◆ **WHAT TO PRODUCE**: Go through the data and copy each line that holds "entre".

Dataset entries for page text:
------------------------------------

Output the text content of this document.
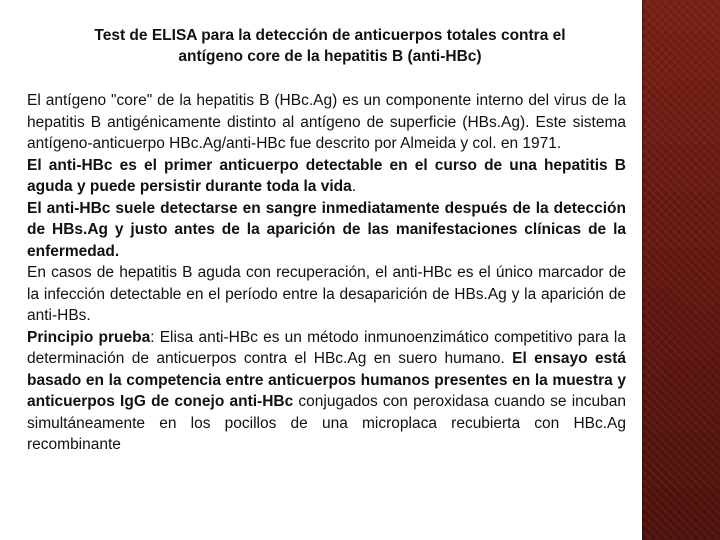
Test de ELISA para la detección de anticuerpos totales contra el
antígeno core de la hepatitis B (anti-HBc)

El antígeno "core" de la hepatitis B (HBc.Ag) es un componente interno del virus de la hepatitis B antigénicamente distinto al antígeno de superficie (HBs.Ag). Este sistema antígeno-anticuerpo HBc.Ag/anti-HBc fue descrito por Almeida y col. en 1971.

El anti-HBc es el primer anticuerpo detectable en el curso de una hepatitis B aguda y puede persistir durante toda la vida.

El anti-HBc suele detectarse en sangre inmediatamente después de la detección de HBs.Ag y justo antes de la aparición de las manifestaciones clínicas de la enfermedad.

En casos de hepatitis B aguda con recuperación, el anti-HBc es el único marcador de la infección detectable en el período entre la desaparición de HBs.Ag y la aparición de anti-HBs.

Principio prueba: Elisa anti-HBc es un método inmunoenzimático competitivo para la determinación de anticuerpos contra el HBc.Ag en suero humano. El ensayo está basado en la competencia entre anticuerpos humanos presentes en la muestra y anticuerpos IgG de conejo anti-HBc conjugados con peroxidasa cuando se incuban simultáneamente en los pocillos de una microplaca recubierta con HBc.Ag recombinante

------------------------------------

◆ **EXERCISE RESPONSE**:
En casos de hepatitis B aguda con recuperación, el anti-HBc es el único marcador de la infección detectable en el período entre la desaparición de HBs.Ag y la aparición de anti-HBs.
Principio prueba: Elisa anti-HBc es un método inmunoenzimático competitivo para la determinación de anticuerpos contra el HBc.Ag en suero humano. El ensayo está basado en la competencia entre anticuerpos humanos presentes en la muestra y anticuerpos IgG de conejo anti-HBc conjugados con peroxidasa cuando se incuban simultáneamente en los pocillos de una microplaca recubierta con HBc.Ag recombinante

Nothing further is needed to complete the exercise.